# [Arbeitsanweisungen]
1. Schreiben Sie aus dem Auszug über den Deutschkurs für Senioren alles von „Obwohl die Grammatikaufgaben“ bis hinunter zu „Teilnehmerin namens Jarmila.“ wortgetreu ab.
2. Geben Sie aus den Datensätzen alles vom Anfang bis hinunter zu der Zeile mit „- candle: [456, 522, 490, 580]“ einschließlich unverändert wieder, und zwar nur diese Zeilen.

Der Kurs findet einmal wöchentlich statt. Dann treffen sich die rund zehn Teilnehmer des Kurses im Seniorenzentrum, dem „Centrum aktivizačních programů pro seniory Burešova”, was so viel heißt, dass die älteren Menschen hier angehalten werden, aktiv zu bleiben. Der Kurs startet mit einer Begrüßungs- und Erzählrunde, dann folgen Übersetzungen ins Deutsche, Grammatikaufgaben. Ab und an übersetzt Zelinka eine den Teilnehmern unbekannte Redewendung, erklärt Dinge und fragt nach. Die hohe Motivation aller Teilnehmer ist zu spüren.

Obwohl die Grammatikaufgaben durchaus knifflig sind – es geht um die Unterscheidung der Reflexivpronomen des dritten und vierten Falles – machen alle fleißig mit. Gegenseitig verbessern sich die Kursteilnehmer. „Ich wasche MICH, aber ich wasche MIR die Hände, so heißt es doch, nicht wahr?“ – „Genau“, entgegnet eine Teilnehmerin namens Jarmila.

# [Bereitgestelltes Material]

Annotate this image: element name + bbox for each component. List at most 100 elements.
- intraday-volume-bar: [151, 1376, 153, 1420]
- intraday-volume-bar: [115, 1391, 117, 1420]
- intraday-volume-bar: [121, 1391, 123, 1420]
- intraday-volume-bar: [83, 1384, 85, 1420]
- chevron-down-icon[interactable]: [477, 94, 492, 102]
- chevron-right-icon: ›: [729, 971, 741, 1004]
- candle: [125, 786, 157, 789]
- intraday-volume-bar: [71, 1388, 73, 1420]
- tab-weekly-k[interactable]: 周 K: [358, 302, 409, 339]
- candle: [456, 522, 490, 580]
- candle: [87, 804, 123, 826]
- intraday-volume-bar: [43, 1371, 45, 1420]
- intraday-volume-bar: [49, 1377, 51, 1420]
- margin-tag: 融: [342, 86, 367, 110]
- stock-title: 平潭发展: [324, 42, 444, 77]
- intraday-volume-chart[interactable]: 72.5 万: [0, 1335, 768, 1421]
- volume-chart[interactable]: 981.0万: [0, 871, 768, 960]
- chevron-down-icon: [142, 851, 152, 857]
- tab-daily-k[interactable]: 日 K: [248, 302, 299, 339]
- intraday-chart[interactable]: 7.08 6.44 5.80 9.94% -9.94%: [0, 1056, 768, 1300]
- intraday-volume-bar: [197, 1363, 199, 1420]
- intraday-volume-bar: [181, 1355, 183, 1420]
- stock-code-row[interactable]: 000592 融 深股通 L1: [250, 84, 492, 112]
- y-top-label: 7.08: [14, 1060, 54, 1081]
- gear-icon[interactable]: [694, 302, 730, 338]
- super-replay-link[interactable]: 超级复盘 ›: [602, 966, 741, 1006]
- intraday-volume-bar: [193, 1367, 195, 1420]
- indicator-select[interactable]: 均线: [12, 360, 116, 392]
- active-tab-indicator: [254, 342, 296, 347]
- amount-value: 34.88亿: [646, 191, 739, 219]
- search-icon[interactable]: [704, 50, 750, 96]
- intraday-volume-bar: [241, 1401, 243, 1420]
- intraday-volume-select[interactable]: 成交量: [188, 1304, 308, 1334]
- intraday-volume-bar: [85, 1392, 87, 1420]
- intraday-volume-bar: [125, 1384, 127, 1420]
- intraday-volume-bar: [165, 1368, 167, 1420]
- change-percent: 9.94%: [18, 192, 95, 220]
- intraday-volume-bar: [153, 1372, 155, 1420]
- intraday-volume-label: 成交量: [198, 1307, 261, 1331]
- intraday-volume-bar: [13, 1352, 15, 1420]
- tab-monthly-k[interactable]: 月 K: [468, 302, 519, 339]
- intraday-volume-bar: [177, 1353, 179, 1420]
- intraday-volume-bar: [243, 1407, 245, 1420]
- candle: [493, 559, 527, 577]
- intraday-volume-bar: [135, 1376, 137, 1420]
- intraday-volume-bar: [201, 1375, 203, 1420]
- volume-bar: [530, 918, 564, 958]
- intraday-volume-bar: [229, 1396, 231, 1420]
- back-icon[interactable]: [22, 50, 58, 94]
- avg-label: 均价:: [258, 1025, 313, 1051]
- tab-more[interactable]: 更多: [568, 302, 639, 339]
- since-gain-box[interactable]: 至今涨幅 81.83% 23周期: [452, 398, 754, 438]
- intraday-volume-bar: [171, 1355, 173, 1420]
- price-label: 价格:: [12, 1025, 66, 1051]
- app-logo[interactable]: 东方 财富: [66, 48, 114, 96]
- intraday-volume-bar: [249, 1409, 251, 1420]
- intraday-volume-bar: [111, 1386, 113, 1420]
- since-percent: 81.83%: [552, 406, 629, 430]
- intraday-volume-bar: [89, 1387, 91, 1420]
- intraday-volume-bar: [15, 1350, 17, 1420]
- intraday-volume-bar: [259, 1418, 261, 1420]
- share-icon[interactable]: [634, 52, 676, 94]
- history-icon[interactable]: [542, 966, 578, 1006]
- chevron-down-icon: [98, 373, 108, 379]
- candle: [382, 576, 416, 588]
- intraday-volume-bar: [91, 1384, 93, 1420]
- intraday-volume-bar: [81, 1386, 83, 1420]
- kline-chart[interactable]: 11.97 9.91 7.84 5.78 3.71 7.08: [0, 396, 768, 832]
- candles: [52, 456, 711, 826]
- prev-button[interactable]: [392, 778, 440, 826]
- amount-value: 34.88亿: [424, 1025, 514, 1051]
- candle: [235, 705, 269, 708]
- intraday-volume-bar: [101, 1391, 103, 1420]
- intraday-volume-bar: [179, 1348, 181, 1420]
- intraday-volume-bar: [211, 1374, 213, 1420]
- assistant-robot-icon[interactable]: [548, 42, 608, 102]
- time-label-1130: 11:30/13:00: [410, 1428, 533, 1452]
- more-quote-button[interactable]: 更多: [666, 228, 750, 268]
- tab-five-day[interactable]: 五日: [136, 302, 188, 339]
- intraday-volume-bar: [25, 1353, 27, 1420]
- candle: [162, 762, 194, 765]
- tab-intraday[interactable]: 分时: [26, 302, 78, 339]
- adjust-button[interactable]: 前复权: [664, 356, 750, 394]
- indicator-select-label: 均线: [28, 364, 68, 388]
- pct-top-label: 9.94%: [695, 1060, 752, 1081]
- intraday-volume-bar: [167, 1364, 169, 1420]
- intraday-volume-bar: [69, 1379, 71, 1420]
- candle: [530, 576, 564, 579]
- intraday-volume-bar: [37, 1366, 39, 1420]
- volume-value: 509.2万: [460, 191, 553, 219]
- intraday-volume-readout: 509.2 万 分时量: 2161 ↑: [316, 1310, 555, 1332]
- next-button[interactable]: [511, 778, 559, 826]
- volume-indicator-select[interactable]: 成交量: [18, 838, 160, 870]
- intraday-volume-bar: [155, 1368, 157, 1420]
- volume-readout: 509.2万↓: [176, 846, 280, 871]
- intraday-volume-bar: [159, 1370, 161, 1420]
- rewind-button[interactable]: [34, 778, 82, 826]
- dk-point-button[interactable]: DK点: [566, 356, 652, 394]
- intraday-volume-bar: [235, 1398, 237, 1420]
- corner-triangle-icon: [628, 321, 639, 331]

# [Lösungen der Aufgaben]
1.
Obwohl die Grammatikaufgaben durchaus knifflig sind – es geht um die Unterscheidung der Reflexivpronomen des dritten und vierten Falles – machen alle fleißig mit. Gegenseitig verbessern sich die Kursteilnehmer. „Ich wasche MICH, aber ich wasche MIR die Hände, so heißt es doch, nicht wahr?“ – „Genau“, entgegnet eine Teilnehmerin namens Jarmila.

2.
Annotate this image: element name + bbox for each component. List at most 100 elements.
- intraday-volume-bar: [151, 1376, 153, 1420]
- intraday-volume-bar: [115, 1391, 117, 1420]
- intraday-volume-bar: [121, 1391, 123, 1420]
- intraday-volume-bar: [83, 1384, 85, 1420]
- chevron-down-icon[interactable]: [477, 94, 492, 102]
- chevron-right-icon: ›: [729, 971, 741, 1004]
- candle: [125, 786, 157, 789]
- intraday-volume-bar: [71, 1388, 73, 1420]
- tab-weekly-k[interactable]: 周 K: [358, 302, 409, 339]
- candle: [456, 522, 490, 580]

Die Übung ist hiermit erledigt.